Collection entries:
——

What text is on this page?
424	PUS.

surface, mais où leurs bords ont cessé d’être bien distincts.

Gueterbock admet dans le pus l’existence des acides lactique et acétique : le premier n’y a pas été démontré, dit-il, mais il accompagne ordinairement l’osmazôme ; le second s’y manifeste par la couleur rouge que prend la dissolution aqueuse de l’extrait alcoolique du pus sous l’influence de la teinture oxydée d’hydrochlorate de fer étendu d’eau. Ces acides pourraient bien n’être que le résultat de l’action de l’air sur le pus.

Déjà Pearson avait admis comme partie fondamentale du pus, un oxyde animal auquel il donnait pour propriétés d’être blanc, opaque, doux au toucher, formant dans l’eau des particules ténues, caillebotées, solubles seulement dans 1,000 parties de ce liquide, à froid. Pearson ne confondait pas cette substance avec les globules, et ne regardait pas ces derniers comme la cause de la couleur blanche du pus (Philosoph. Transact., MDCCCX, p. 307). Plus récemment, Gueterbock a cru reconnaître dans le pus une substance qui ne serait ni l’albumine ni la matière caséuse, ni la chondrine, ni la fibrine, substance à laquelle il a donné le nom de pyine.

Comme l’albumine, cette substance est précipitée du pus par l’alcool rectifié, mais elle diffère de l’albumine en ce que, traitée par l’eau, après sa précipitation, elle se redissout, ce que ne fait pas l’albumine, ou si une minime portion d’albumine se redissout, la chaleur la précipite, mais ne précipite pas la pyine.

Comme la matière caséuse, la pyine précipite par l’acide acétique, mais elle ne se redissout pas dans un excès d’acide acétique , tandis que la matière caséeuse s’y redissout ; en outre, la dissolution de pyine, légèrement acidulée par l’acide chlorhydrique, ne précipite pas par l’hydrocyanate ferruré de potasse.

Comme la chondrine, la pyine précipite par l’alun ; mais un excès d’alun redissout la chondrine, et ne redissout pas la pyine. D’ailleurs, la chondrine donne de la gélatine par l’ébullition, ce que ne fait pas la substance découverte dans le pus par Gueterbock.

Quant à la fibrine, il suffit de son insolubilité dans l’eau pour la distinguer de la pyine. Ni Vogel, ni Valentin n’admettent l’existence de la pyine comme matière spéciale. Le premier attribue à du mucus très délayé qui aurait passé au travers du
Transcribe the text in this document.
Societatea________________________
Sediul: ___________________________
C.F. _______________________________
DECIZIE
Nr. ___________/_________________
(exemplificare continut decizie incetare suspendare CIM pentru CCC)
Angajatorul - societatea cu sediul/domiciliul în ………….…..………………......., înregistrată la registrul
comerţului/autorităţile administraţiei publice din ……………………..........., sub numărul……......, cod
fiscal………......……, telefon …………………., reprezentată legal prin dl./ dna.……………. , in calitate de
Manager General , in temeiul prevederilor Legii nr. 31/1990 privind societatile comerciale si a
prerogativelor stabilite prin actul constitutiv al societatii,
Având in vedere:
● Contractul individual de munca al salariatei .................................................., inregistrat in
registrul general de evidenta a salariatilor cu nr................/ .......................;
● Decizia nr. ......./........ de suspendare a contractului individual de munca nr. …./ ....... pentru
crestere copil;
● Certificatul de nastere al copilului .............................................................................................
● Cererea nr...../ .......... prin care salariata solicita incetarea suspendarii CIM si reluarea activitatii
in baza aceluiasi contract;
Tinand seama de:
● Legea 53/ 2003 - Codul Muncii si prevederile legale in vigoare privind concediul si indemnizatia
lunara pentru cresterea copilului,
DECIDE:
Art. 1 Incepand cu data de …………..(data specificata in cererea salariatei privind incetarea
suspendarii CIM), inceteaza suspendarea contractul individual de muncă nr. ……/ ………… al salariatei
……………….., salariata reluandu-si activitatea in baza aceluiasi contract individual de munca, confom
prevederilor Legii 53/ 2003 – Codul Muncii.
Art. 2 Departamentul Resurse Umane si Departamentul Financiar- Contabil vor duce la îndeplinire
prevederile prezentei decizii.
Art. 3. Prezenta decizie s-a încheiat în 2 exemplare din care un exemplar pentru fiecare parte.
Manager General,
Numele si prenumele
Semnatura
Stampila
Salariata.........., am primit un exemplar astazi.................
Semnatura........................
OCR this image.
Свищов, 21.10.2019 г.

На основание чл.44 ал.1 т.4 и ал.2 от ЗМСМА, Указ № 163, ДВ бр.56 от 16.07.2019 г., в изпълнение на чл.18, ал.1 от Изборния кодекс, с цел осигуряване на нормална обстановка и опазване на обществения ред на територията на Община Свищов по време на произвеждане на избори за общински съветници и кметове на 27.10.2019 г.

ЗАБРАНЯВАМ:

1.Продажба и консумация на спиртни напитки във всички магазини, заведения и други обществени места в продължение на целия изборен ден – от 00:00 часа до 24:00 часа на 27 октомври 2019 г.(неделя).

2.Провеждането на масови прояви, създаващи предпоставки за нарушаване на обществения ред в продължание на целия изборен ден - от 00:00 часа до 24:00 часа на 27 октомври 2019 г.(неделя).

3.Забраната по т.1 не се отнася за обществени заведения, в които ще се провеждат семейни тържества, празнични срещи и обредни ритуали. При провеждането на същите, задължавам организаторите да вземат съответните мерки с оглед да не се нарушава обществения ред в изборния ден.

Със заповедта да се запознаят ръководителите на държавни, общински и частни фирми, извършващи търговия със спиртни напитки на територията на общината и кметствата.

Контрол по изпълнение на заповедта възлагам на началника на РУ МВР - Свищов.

——

*Challenge*
From the listing above, copy every line that holds the string "Manager".

*Correct answer*
Manager General , in temeiul prevederilor Legii nr. 31/1990 privind societatile comerciale si a
Manager General,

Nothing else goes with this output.